[start Information given]

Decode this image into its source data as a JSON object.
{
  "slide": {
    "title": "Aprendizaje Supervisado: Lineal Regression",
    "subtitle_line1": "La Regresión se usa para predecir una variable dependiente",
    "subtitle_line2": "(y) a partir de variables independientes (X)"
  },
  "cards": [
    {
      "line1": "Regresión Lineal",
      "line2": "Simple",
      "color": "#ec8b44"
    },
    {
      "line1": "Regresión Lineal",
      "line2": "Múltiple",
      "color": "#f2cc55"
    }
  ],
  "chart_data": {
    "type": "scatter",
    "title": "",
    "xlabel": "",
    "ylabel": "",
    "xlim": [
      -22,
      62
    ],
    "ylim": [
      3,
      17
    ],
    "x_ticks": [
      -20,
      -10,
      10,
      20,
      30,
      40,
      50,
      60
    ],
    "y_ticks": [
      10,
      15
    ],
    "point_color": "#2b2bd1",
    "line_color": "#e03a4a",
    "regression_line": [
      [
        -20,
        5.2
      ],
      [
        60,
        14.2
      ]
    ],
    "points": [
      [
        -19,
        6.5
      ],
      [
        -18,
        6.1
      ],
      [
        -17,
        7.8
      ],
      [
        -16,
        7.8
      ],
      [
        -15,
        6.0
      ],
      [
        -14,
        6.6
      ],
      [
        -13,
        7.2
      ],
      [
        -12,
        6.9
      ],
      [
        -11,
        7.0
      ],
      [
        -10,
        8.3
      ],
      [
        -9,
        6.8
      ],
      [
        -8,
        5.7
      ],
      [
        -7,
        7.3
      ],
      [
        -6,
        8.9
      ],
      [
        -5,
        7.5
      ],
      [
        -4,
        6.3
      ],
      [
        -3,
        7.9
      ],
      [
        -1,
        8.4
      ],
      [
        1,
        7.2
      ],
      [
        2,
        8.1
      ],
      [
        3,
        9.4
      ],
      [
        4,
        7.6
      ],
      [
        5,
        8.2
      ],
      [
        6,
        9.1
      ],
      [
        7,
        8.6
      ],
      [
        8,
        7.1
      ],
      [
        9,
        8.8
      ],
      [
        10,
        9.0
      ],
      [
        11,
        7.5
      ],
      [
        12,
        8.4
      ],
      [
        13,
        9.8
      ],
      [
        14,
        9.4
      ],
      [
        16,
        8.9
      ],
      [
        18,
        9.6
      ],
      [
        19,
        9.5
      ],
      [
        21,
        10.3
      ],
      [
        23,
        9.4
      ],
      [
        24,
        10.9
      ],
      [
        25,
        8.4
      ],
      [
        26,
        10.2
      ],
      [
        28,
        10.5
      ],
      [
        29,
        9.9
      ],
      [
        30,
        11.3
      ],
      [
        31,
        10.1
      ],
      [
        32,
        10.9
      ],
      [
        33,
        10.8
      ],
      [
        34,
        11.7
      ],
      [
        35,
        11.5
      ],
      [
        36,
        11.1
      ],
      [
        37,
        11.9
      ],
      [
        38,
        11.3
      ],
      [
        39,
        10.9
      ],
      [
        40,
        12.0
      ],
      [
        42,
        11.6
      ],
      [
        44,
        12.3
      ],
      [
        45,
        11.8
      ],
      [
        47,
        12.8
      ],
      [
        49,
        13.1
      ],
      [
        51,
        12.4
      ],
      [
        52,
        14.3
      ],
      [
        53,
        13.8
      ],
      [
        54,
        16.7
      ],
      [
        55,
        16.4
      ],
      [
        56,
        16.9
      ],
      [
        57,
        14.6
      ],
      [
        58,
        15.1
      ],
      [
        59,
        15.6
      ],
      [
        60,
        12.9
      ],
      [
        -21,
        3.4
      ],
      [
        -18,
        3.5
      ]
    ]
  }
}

[end Information given]

### Given problem
Exact copies of all the records are required.

### Exercise result
Decode this image into its source data as a JSON object.
{
  "slide": {
    "title": "Aprendizaje Supervisado: Lineal Regression",
    "subtitle_line1": "La Regresión se usa para predecir una variable dependiente",
    "subtitle_line2": "(y) a partir de variables independientes (X)"
  },
  "cards": [
    {
      "line1": "Regresión Lineal",
      "line2": "Simple",
      "color": "#ec8b44"
    },
    {
      "line1": "Regresión Lineal",
      "line2": "Múltiple",
      "color": "#f2cc55"
    }
  ],
  "chart_data": {
    "type": "scatter",
    "title": "",
    "xlabel": "",
    "ylabel": "",
    "xlim": [
      -22,
      62
    ],
    "ylim": [
      3,
      17
    ],
    "x_ticks": [
      -20,
      -10,
      10,
      20,
      30,
      40,
      50,
      60
    ],
    "y_ticks": [
      10,
      15
    ],
    "point_color": "#2b2bd1",
    "line_color": "#e03a4a",
    "regression_line": [
      [
        -20,
        5.2
      ],
      [
        60,
        14.2
      ]
    ],
    "points": [
      [
        -19,
        6.5
      ],
      [
        -18,
        6.1
      ],
      [
        -17,
        7.8
      ],
      [
        -16,
        7.8
      ],
      [
        -15,
        6.0
      ],
      [
        -14,
        6.6
      ],
      [
        -13,
        7.2
      ],
      [
        -12,
        6.9
      ],
      [
        -11,
        7.0
      ],
      [
        -10,
        8.3
      ],
      [
        -9,
        6.8
      ],
      [
        -8,
        5.7
      ],
      [
        -7,
        7.3
      ],
      [
        -6,
        8.9
      ],
      [
        -5,
        7.5
      ],
      [
        -4,
        6.3
      ],
      [
        -3,
        7.9
      ],
      [
        -1,
        8.4
      ],
      [
        1,
        7.2
      ],
      [
        2,
        8.1
      ],
      [
        3,
        9.4
      ],
      [
        4,
        7.6
      ],
      [
        5,
        8.2
      ],
      [
        6,
        9.1
      ],
      [
        7,
        8.6
      ],
      [
        8,
        7.1
      ],
      [
        9,
        8.8
      ],
      [
        10,
        9.0
      ],
      [
        11,
        7.5
      ],
      [
        12,
        8.4
      ],
      [
        13,
        9.8
      ],
      [
        14,
        9.4
      ],
      [
        16,
        8.9
      ],
      [
        18,
        9.6
      ],
      [
        19,
        9.5
      ],
      [
        21,
        10.3
      ],
      [
        23,
        9.4
      ],
      [
        24,
        10.9
      ],
      [
        25,
        8.4
      ],
      [
        26,
        10.2
      ],
      [
        28,
        10.5
      ],
      [
        29,
        9.9
      ],
      [
        30,
        11.3
      ],
      [
        31,
        10.1
      ],
      [
        32,
        10.9
      ],
      [
        33,
        10.8
      ],
      [
        34,
        11.7
      ],
      [
        35,
        11.5
      ],
      [
        36,
        11.1
      ],
      [
        37,
        11.9
      ],
      [
        38,
        11.3
      ],
      [
        39,
        10.9
      ],
      [
        40,
        12.0
      ],
      [
        42,
        11.6
      ],
      [
        44,
        12.3
      ],
      [
        45,
        11.8
      ],
      [
        47,
        12.8
      ],
      [
        49,
        13.1
      ],
      [
        51,
        12.4
      ],
      [
        52,
        14.3
      ],
      [
        53,
        13.8
      ],
      [
        54,
        16.7
      ],
      [
        55,
        16.4
      ],
      [
        56,
        16.9
      ],
      [
        57,
        14.6
      ],
      [
        58,
        15.1
      ],
      [
        59,
        15.6
      ],
      [
        60,
        12.9
      ],
      [
        -21,
        3.4
      ],
      [
        -18,
        3.5
      ]
    ]
  }
}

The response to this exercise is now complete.